**Directive**
Leaving the pictures aside, transcribe every line below exactly.

**Dataset excerpts**
•••
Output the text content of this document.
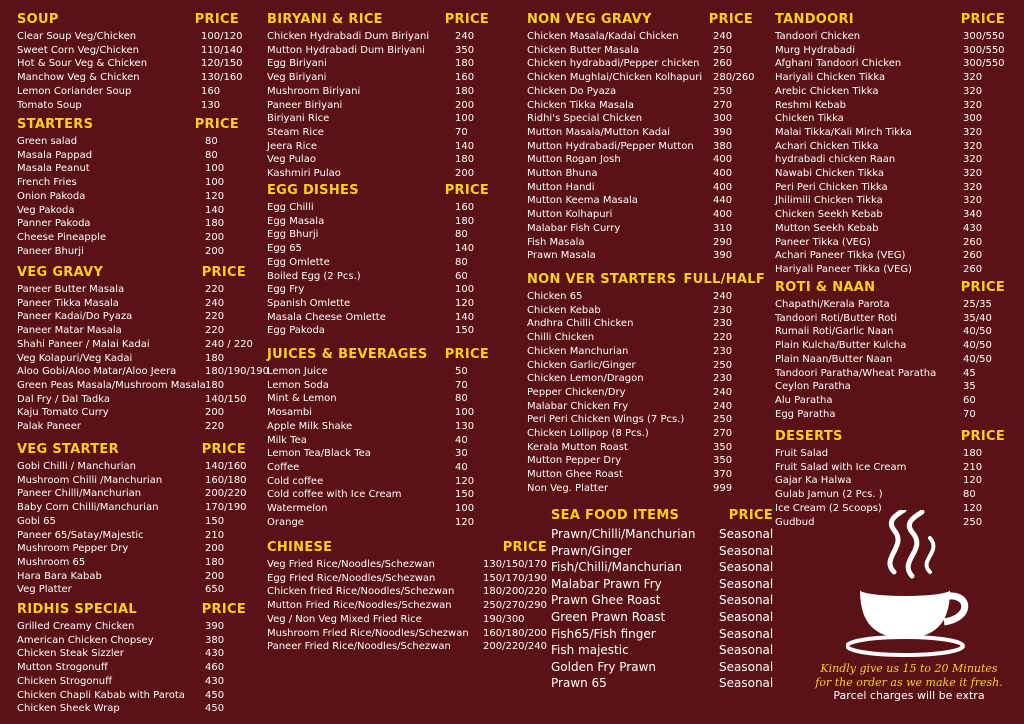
SOUP	PRICE
Clear Soup Veg/Chicken	100/120
Sweet Corn Veg/Chicken	110/140
Hot & Sour Veg & Chicken	120/150
Manchow Veg & Chicken	130/160
Lemon Coriander Soup	160
Tomato Soup	130
STARTERS	PRICE
Green salad	80
Masala Pappad	80
Masala Peanut	100
French Fries	100
Onion Pakoda	120
Veg Pakoda	140
Panner Pakoda	180
Cheese Pineapple	200
Paneer Bhurji	200
VEG GRAVY	PRICE
Paneer Butter Masala	220
Paneer Tikka Masala	240
Paneer Kadai/Do Pyaza	220
Paneer Matar Masala	220
Shahi Paneer / Malai Kadai	240 / 220
Veg Kolapuri/Veg Kadai	180
Aloo Gobi/Aloo Matar/Aloo Jeera	180/190/190
Green Peas Masala/Mushroom Masala 180
Dal Fry / Dal Tadka	140/150
Kaju Tomato Curry	200
Palak Paneer	220
VEG STARTER	PRICE
Gobi Chilli / Manchurian	140/160
Mushroom Chilli /Manchurian	160/180
Paneer Chilli/Manchurian	200/220
Baby Corn Chilli/Manchurian	170/190
Gobi 65	150
Paneer 65/Satay/Majestic	210
Mushroom Pepper Dry	200
Mushroom 65	180
Hara Bara Kabab	200
Veg Platter	650
RIDHIS SPECIAL	PRICE
Grilled Creamy Chicken	390
American Chicken Chopsey	380
Chicken Steak Sizzler	430
Mutton Strogonuff	460
Chicken Strogonuff	430
Chicken Chapli Kabab with Parota 450
Chicken Sheek Wrap	450
BIRYANI & RICE	PRICE
Chicken Hydrabadi Dum Biriyani	240
Mutton Hydrabadi Dum Biriyani	350
Egg Biriyani	180
Veg Biriyani	160
Mushroom Biriyani	180
Paneer Biriyani	200
Biriyani Rice	100
Steam Rice	70
Jeera Rice	140
Veg Pulao	180
Kashmiri Pulao	200
EGG DISHES	PRICE
Egg Chilli	160
Egg Masala	180
Egg Bhurji	80
Egg 65	140
Egg Omlette	80
Boiled Egg (2 Pcs.)	60
Egg Fry	100
Spanish Omlette	120
Masala Cheese Omlette	140
Egg Pakoda	150
JUICES & BEVERAGES PRICE
Lemon Juice	50
Lemon Soda	70
Mint & Lemon	80
Mosambi	100
Apple Milk Shake	130
Milk Tea	40
Lemon Tea/Black Tea	30
Coffee	40
Cold coffee	120
Cold coffee with Ice Cream	150
Watermelon	100
Orange	120
CHINESE	PRICE
Veg Fried Rice/Noodles/Schezwan	130/150/170
Egg Fried Rice/Noodles/Schezwan	150/170/190
Chicken fried Rice/Noodles/Schezwan	180/200/220
Mutton Fried Rice/Noodles/Schezwan	250/270/290
Veg / Non Veg Mixed Fried Rice	190/300
Mushroom Fried Rice/Noodles/Schezwan 160/180/200
Paneer Fried Rice/Noodles/Schezwan	200/220/240
NON VEG GRAVY	PRICE
Chicken Masala/Kadai Chicken	240
Chicken Butter Masala	250
Chicken hydrabadi/Pepper chicken 260
Chicken Mughlai/Chicken Kolhapuri 280/260
Chicken Do Pyaza	250
Chicken Tikka Masala	270
Ridhi's Special Chicken	300
Mutton Masala/Mutton Kadai	390
Mutton Hydrabadi/Pepper Mutton 380
Mutton Rogan Josh	400
Mutton Bhuna	400
Mutton Handi	400
Mutton Keema Masala	440
Mutton Kolhapuri	400
Malabar Fish Curry	310
Fish Masala	290
Prawn Masala	390
NON VER STARTERS FULL/HALF
Chicken 65	240
Chicken Kebab	230
Andhra Chilli Chicken	230
Chilli Chicken	220
Chicken Manchurian	230
Chicken Garlic/Ginger	250
Chicken Lemon/Dragon	230
Pepper Chicken/Dry	240
Malabar Chicken Fry	240
Peri Peri Chicken Wings (7 Pcs.)	250
Chicken Lollipop (8 Pcs.)	270
Kerala Mutton Roast	350
Mutton Pepper Dry	350
Mutton Ghee Roast	370
Non Veg. Platter	999
SEA FOOD ITEMS	PRICE
Prawn/Chilli/Manchurian Seasonal
Prawn/Ginger	Seasonal
Fish/Chilli/Manchurian	Seasonal
Malabar Prawn Fry	Seasonal
Prawn Ghee Roast	Seasonal
Green Prawn Roast	Seasonal
Fish65/Fish finger	Seasonal
Fish majestic	Seasonal
Golden Fry Prawn	Seasonal
Prawn 65	Seasonal
TANDOORI	PRICE
Tandoori Chicken	300/550
Murg Hydrabadi	300/550
Afghani Tandoori Chicken	300/550
Hariyali Chicken Tikka	320
Arebic Chicken Tikka	320
Reshmi Kebab	320
Chicken Tikka	300
Malai Tikka/Kali Mirch Tikka	320
Achari Chicken Tikka	320
hydrabadi chicken Raan	320
Nawabi Chicken Tikka	320
Peri Peri Chicken Tikka	320
Jhilimili Chicken Tikka	320
Chicken Seekh Kebab	340
Mutton Seekh Kebab	430
Paneer Tikka (VEG)	260
Achari Paneer Tikka (VEG)	260
Hariyali Paneer Tikka (VEG)	260
ROTI & NAAN	PRICE
Chapathi/Kerala Parota	25/35
Tandoori Roti/Butter Roti	35/40
Rumali Roti/Garlic Naan	40/50
Plain Kulcha/Butter Kulcha	40/50
Plain Naan/Butter Naan	40/50
Tandoori Paratha/Wheat Paratha	45
Ceylon Paratha	35
Alu Paratha	60
Egg Paratha	70
DESERTS	PRICE
Fruit Salad	180
Fruit Salad with Ice Cream	210
Gajar Ka Halwa	120
Gulab Jamun (2 Pcs. )	80
Ice Cream (2 Scoops)	120
Gudbud	250
Kindly give us 15 to 20 Minutes
for the order as we make it fresh.
Parcel charges will be extra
•••
**Answer to the task**
Output the text content of this document.
SOUP	PRICE
Clear Soup Veg/Chicken	100/120
Sweet Corn Veg/Chicken	110/140
Hot & Sour Veg & Chicken	120/150
Manchow Veg & Chicken	130/160
Lemon Coriander Soup	160
Tomato Soup	130
STARTERS	PRICE
Green salad	80
Masala Pappad	80
Masala Peanut	100
French Fries	100
Onion Pakoda	120
Veg Pakoda	140
Panner Pakoda	180
Cheese Pineapple	200
Paneer Bhurji	200
VEG GRAVY	PRICE
Paneer Butter Masala	220
Paneer Tikka Masala	240
Paneer Kadai/Do Pyaza	220
Paneer Matar Masala	220
Shahi Paneer / Malai Kadai	240 / 220
Veg Kolapuri/Veg Kadai	180
Aloo Gobi/Aloo Matar/Aloo Jeera	180/190/190
Green Peas Masala/Mushroom Masala 180
Dal Fry / Dal Tadka	140/150
Kaju Tomato Curry	200
Palak Paneer	220
VEG STARTER	PRICE
Gobi Chilli / Manchurian	140/160
Mushroom Chilli /Manchurian	160/180
Paneer Chilli/Manchurian	200/220
Baby Corn Chilli/Manchurian	170/190
Gobi 65	150
Paneer 65/Satay/Majestic	210
Mushroom Pepper Dry	200
Mushroom 65	180
Hara Bara Kabab	200
Veg Platter	650
RIDHIS SPECIAL	PRICE
Grilled Creamy Chicken	390
American Chicken Chopsey	380
Chicken Steak Sizzler	430
Mutton Strogonuff	460
Chicken Strogonuff	430
Chicken Chapli Kabab with Parota 450
Chicken Sheek Wrap	450
BIRYANI & RICE	PRICE
Chicken Hydrabadi Dum Biriyani	240
Mutton Hydrabadi Dum Biriyani	350
Egg Biriyani	180
Veg Biriyani	160
Mushroom Biriyani	180
Paneer Biriyani	200
Biriyani Rice	100
Steam Rice	70
Jeera Rice	140
Veg Pulao	180
Kashmiri Pulao	200
EGG DISHES	PRICE
Egg Chilli	160
Egg Masala	180
Egg Bhurji	80
Egg 65	140
Egg Omlette	80
Boiled Egg (2 Pcs.)	60
Egg Fry	100
Spanish Omlette	120
Masala Cheese Omlette	140
Egg Pakoda	150
JUICES & BEVERAGES PRICE
Lemon Juice	50
Lemon Soda	70
Mint & Lemon	80
Mosambi	100
Apple Milk Shake	130
Milk Tea	40
Lemon Tea/Black Tea	30
Coffee	40
Cold coffee	120
Cold coffee with Ice Cream	150
Watermelon	100
Orange	120
CHINESE	PRICE
Veg Fried Rice/Noodles/Schezwan	130/150/170
Egg Fried Rice/Noodles/Schezwan	150/170/190
Chicken fried Rice/Noodles/Schezwan	180/200/220
Mutton Fried Rice/Noodles/Schezwan	250/270/290
Veg / Non Veg Mixed Fried Rice	190/300
Mushroom Fried Rice/Noodles/Schezwan 160/180/200
Paneer Fried Rice/Noodles/Schezwan	200/220/240
NON VEG GRAVY	PRICE
Chicken Masala/Kadai Chicken	240
Chicken Butter Masala	250
Chicken hydrabadi/Pepper chicken 260
Chicken Mughlai/Chicken Kolhapuri 280/260
Chicken Do Pyaza	250
Chicken Tikka Masala	270
Ridhi's Special Chicken	300
Mutton Masala/Mutton Kadai	390
Mutton Hydrabadi/Pepper Mutton 380
Mutton Rogan Josh	400
Mutton Bhuna	400
Mutton Handi	400
Mutton Keema Masala	440
Mutton Kolhapuri	400
Malabar Fish Curry	310
Fish Masala	290
Prawn Masala	390
NON VER STARTERS FULL/HALF
Chicken 65	240
Chicken Kebab	230
Andhra Chilli Chicken	230
Chilli Chicken	220
Chicken Manchurian	230
Chicken Garlic/Ginger	250
Chicken Lemon/Dragon	230
Pepper Chicken/Dry	240
Malabar Chicken Fry	240
Peri Peri Chicken Wings (7 Pcs.)	250
Chicken Lollipop (8 Pcs.)	270
Kerala Mutton Roast	350
Mutton Pepper Dry	350
Mutton Ghee Roast	370
Non Veg. Platter	999
SEA FOOD ITEMS	PRICE
Prawn/Chilli/Manchurian Seasonal
Prawn/Ginger	Seasonal
Fish/Chilli/Manchurian	Seasonal
Malabar Prawn Fry	Seasonal
Prawn Ghee Roast	Seasonal
Green Prawn Roast	Seasonal
Fish65/Fish finger	Seasonal
Fish majestic	Seasonal
Golden Fry Prawn	Seasonal
Prawn 65	Seasonal
TANDOORI	PRICE
Tandoori Chicken	300/550
Murg Hydrabadi	300/550
Afghani Tandoori Chicken	300/550
Hariyali Chicken Tikka	320
Arebic Chicken Tikka	320
Reshmi Kebab	320
Chicken Tikka	300
Malai Tikka/Kali Mirch Tikka	320
Achari Chicken Tikka	320
hydrabadi chicken Raan	320
Nawabi Chicken Tikka	320
Peri Peri Chicken Tikka	320
Jhilimili Chicken Tikka	320
Chicken Seekh Kebab	340
Mutton Seekh Kebab	430
Paneer Tikka (VEG)	260
Achari Paneer Tikka (VEG)	260
Hariyali Paneer Tikka (VEG)	260
ROTI & NAAN	PRICE
Chapathi/Kerala Parota	25/35
Tandoori Roti/Butter Roti	35/40
Rumali Roti/Garlic Naan	40/50
Plain Kulcha/Butter Kulcha	40/50
Plain Naan/Butter Naan	40/50
Tandoori Paratha/Wheat Paratha	45
Ceylon Paratha	35
Alu Paratha	60
Egg Paratha	70
DESERTS	PRICE
Fruit Salad	180
Fruit Salad with Ice Cream	210
Gajar Ka Halwa	120
Gulab Jamun (2 Pcs. )	80
Ice Cream (2 Scoops)	120
Gudbud	250
Kindly give us 15 to 20 Minutes
for the order as we make it fresh.
Parcel charges will be extra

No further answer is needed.